__CHALLENGE__
Reproduce exactly the lines from the one containing "Read out every word on this page." through the last line of the data, both ends included.

__INPUT ROWS__
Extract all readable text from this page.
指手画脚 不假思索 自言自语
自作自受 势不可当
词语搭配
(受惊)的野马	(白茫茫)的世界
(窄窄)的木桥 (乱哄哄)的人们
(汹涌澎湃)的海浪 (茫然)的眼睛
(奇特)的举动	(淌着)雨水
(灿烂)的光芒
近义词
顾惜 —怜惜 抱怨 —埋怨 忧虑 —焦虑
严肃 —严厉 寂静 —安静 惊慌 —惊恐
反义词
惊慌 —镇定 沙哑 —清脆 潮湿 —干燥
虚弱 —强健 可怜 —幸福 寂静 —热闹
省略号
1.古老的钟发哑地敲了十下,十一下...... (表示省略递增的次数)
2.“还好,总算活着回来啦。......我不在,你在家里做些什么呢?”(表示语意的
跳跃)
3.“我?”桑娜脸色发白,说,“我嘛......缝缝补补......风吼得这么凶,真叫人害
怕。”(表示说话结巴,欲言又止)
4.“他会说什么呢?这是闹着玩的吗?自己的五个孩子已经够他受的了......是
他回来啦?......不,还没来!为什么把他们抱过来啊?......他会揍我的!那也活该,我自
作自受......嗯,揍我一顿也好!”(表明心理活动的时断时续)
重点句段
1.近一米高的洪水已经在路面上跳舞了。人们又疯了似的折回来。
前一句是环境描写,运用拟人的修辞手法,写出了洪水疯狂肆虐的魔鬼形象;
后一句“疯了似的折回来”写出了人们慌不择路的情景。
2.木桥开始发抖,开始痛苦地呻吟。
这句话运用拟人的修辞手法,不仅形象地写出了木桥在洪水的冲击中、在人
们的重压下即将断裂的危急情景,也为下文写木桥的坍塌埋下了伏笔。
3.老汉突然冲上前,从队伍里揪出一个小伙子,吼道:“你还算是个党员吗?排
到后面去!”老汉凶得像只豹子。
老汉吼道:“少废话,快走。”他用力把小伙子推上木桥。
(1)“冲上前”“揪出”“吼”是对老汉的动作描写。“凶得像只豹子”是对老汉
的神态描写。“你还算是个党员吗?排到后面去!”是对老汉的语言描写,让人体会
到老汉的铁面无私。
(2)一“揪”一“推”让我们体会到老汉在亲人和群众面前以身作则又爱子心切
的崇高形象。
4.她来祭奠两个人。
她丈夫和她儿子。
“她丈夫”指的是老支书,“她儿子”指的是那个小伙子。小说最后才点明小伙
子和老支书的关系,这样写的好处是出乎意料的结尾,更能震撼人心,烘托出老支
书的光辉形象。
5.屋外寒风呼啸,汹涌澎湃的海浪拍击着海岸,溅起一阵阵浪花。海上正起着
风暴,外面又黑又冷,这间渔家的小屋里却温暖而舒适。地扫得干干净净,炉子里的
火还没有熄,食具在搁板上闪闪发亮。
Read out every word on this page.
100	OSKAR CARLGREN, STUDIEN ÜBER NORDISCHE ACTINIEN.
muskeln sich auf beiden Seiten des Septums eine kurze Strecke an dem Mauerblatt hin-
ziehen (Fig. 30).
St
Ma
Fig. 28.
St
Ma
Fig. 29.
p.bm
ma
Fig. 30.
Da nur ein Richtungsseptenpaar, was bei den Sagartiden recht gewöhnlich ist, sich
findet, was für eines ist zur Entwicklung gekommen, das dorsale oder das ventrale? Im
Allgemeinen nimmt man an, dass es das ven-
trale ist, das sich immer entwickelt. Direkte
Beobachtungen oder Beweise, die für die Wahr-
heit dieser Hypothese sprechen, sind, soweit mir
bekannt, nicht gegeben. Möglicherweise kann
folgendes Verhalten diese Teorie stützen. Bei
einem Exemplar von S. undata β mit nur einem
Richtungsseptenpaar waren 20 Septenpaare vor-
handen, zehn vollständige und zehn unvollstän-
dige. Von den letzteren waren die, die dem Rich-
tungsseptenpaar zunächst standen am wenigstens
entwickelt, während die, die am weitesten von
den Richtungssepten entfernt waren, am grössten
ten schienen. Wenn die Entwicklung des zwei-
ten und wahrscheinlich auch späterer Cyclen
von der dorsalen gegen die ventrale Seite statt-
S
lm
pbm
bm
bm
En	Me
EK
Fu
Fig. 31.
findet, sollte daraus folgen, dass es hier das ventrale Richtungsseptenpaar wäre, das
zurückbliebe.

__RESPONSE__
Read out every word on this page.
100	OSKAR CARLGREN, STUDIEN ÜBER NORDISCHE ACTINIEN.
muskeln sich auf beiden Seiten des Septums eine kurze Strecke an dem Mauerblatt hin-
ziehen (Fig. 30).
St
Ma
Fig. 28.
St
Ma
Fig. 29.
p.bm
ma
Fig. 30.
Da nur ein Richtungsseptenpaar, was bei den Sagartiden recht gewöhnlich ist, sich
findet, was für eines ist zur Entwicklung gekommen, das dorsale oder das ventrale? Im
Allgemeinen nimmt man an, dass es das ven-
trale ist, das sich immer entwickelt. Direkte
Beobachtungen oder Beweise, die für die Wahr-
heit dieser Hypothese sprechen, sind, soweit mir
bekannt, nicht gegeben. Möglicherweise kann
folgendes Verhalten diese Teorie stützen. Bei
einem Exemplar von S. undata β mit nur einem
Richtungsseptenpaar waren 20 Septenpaare vor-
handen, zehn vollständige und zehn unvollstän-
dige. Von den letzteren waren die, die dem Rich-
tungsseptenpaar zunächst standen am wenigstens
entwickelt, während die, die am weitesten von
den Richtungssepten entfernt waren, am grössten
ten schienen. Wenn die Entwicklung des zwei-
ten und wahrscheinlich auch späterer Cyclen
von der dorsalen gegen die ventrale Seite statt-
S
lm
pbm
bm
bm
En	Me
EK
Fu
Fig. 31.
findet, sollte daraus folgen, dass es hier das ventrale Richtungsseptenpaar wäre, das
zurückbliebe.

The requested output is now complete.